* [The input]
_ _ _ _ _ _ _

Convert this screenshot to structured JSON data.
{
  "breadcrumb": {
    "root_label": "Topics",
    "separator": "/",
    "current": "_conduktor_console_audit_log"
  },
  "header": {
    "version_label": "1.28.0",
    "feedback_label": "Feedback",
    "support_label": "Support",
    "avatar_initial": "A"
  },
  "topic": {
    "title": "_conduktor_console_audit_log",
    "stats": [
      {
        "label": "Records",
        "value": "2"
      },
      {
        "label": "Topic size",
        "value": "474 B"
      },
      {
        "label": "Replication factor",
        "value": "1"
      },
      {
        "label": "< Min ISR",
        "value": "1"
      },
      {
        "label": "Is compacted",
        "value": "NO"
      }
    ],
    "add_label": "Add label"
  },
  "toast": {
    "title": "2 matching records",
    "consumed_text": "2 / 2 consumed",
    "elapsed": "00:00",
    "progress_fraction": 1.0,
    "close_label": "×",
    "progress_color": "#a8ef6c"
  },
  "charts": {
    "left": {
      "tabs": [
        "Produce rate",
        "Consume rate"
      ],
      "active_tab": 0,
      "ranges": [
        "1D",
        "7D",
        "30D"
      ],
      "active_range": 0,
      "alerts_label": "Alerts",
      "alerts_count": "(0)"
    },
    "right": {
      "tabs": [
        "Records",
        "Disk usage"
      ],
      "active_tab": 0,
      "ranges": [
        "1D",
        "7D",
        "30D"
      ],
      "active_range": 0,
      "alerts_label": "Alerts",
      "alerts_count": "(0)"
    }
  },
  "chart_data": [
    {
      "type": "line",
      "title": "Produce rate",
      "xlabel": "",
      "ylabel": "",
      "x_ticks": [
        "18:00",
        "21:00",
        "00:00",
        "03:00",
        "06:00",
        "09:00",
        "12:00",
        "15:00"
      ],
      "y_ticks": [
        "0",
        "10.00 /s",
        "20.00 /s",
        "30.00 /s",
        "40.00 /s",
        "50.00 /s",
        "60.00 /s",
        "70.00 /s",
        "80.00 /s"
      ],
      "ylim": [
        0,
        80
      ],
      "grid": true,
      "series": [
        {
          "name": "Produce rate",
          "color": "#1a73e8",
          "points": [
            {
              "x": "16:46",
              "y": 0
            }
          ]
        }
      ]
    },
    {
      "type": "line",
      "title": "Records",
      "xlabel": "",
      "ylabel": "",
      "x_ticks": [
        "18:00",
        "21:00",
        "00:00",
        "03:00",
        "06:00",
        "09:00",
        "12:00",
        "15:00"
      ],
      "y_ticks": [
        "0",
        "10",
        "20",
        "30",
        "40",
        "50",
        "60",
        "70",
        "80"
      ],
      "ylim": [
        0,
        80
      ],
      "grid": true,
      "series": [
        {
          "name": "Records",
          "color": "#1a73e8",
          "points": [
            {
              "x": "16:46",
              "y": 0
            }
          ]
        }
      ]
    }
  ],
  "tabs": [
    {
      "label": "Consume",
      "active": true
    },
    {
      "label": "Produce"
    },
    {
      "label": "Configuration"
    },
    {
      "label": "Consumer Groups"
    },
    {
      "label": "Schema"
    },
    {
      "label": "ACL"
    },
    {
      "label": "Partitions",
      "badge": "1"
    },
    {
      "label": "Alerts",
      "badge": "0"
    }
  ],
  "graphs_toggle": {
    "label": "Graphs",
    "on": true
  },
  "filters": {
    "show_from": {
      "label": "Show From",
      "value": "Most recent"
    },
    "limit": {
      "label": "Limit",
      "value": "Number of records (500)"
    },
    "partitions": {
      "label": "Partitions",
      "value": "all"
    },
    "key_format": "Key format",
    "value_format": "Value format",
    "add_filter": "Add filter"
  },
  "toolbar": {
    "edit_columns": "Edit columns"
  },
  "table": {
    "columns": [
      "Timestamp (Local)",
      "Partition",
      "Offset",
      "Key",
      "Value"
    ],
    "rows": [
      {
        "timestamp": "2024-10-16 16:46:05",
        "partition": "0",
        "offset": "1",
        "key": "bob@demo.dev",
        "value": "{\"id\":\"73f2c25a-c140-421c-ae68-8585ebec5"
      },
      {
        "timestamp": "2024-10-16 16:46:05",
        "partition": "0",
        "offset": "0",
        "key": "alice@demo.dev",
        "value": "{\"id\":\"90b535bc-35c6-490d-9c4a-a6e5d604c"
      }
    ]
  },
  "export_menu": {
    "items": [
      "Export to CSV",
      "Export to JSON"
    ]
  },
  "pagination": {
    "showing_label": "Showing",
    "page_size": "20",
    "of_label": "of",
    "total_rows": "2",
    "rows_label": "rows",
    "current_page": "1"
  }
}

_ _ _ _ _ _ _

* [Task instructions] Each record above should be returned exactly as it appears.

* [Task output]
Convert this screenshot to structured JSON data.
{
  "breadcrumb": {
    "root_label": "Topics",
    "separator": "/",
    "current": "_conduktor_console_audit_log"
  },
  "header": {
    "version_label": "1.28.0",
    "feedback_label": "Feedback",
    "support_label": "Support",
    "avatar_initial": "A"
  },
  "topic": {
    "title": "_conduktor_console_audit_log",
    "stats": [
      {
        "label": "Records",
        "value": "2"
      },
      {
        "label": "Topic size",
        "value": "474 B"
      },
      {
        "label": "Replication factor",
        "value": "1"
      },
      {
        "label": "< Min ISR",
        "value": "1"
      },
      {
        "label": "Is compacted",
        "value": "NO"
      }
    ],
    "add_label": "Add label"
  },
  "toast": {
    "title": "2 matching records",
    "consumed_text": "2 / 2 consumed",
    "elapsed": "00:00",
    "progress_fraction": 1.0,
    "close_label": "×",
    "progress_color": "#a8ef6c"
  },
  "charts": {
    "left": {
      "tabs": [
        "Produce rate",
        "Consume rate"
      ],
      "active_tab": 0,
      "ranges": [
        "1D",
        "7D",
        "30D"
      ],
      "active_range": 0,
      "alerts_label": "Alerts",
      "alerts_count": "(0)"
    },
    "right": {
      "tabs": [
        "Records",
        "Disk usage"
      ],
      "active_tab": 0,
      "ranges": [
        "1D",
        "7D",
        "30D"
      ],
      "active_range": 0,
      "alerts_label": "Alerts",
      "alerts_count": "(0)"
    }
  },
  "chart_data": [
    {
      "type": "line",
      "title": "Produce rate",
      "xlabel": "",
      "ylabel": "",
      "x_ticks": [
        "18:00",
        "21:00",
        "00:00",
        "03:00",
        "06:00",
        "09:00",
        "12:00",
        "15:00"
      ],
      "y_ticks": [
        "0",
        "10.00 /s",
        "20.00 /s",
        "30.00 /s",
        "40.00 /s",
        "50.00 /s",
        "60.00 /s",
        "70.00 /s",
        "80.00 /s"
      ],
      "ylim": [
        0,
        80
      ],
      "grid": true,
      "series": [
        {
          "name": "Produce rate",
          "color": "#1a73e8",
          "points": [
            {
              "x": "16:46",
              "y": 0
            }
          ]
        }
      ]
    },
    {
      "type": "line",
      "title": "Records",
      "xlabel": "",
      "ylabel": "",
      "x_ticks": [
        "18:00",
        "21:00",
        "00:00",
        "03:00",
        "06:00",
        "09:00",
        "12:00",
        "15:00"
      ],
      "y_ticks": [
        "0",
        "10",
        "20",
        "30",
        "40",
        "50",
        "60",
        "70",
        "80"
      ],
      "ylim": [
        0,
        80
      ],
      "grid": true,
      "series": [
        {
          "name": "Records",
          "color": "#1a73e8",
          "points": [
            {
              "x": "16:46",
              "y": 0
            }
          ]
        }
      ]
    }
  ],
  "tabs": [
    {
      "label": "Consume",
      "active": true
    },
    {
      "label": "Produce"
    },
    {
      "label": "Configuration"
    },
    {
      "label": "Consumer Groups"
    },
    {
      "label": "Schema"
    },
    {
      "label": "ACL"
    },
    {
      "label": "Partitions",
      "badge": "1"
    },
    {
      "label": "Alerts",
      "badge": "0"
    }
  ],
  "graphs_toggle": {
    "label": "Graphs",
    "on": true
  },
  "filters": {
    "show_from": {
      "label": "Show From",
      "value": "Most recent"
    },
    "limit": {
      "label": "Limit",
      "value": "Number of records (500)"
    },
    "partitions": {
      "label": "Partitions",
      "value": "all"
    },
    "key_format": "Key format",
    "value_format": "Value format",
    "add_filter": "Add filter"
  },
  "toolbar": {
    "edit_columns": "Edit columns"
  },
  "table": {
    "columns": [
      "Timestamp (Local)",
      "Partition",
      "Offset",
      "Key",
      "Value"
    ],
    "rows": [
      {
        "timestamp": "2024-10-16 16:46:05",
        "partition": "0",
        "offset": "1",
        "key": "bob@demo.dev",
        "value": "{\"id\":\"73f2c25a-c140-421c-ae68-8585ebec5"
      },
      {
        "timestamp": "2024-10-16 16:46:05",
        "partition": "0",
        "offset": "0",
        "key": "alice@demo.dev",
        "value": "{\"id\":\"90b535bc-35c6-490d-9c4a-a6e5d604c"
      }
    ]
  },
  "export_menu": {
    "items": [
      "Export to CSV",
      "Export to JSON"
    ]
  },
  "pagination": {
    "showing_label": "Showing",
    "page_size": "20",
    "of_label": "of",
    "total_rows": "2",
    "rows_label": "rows",
    "current_page": "1"
  }
}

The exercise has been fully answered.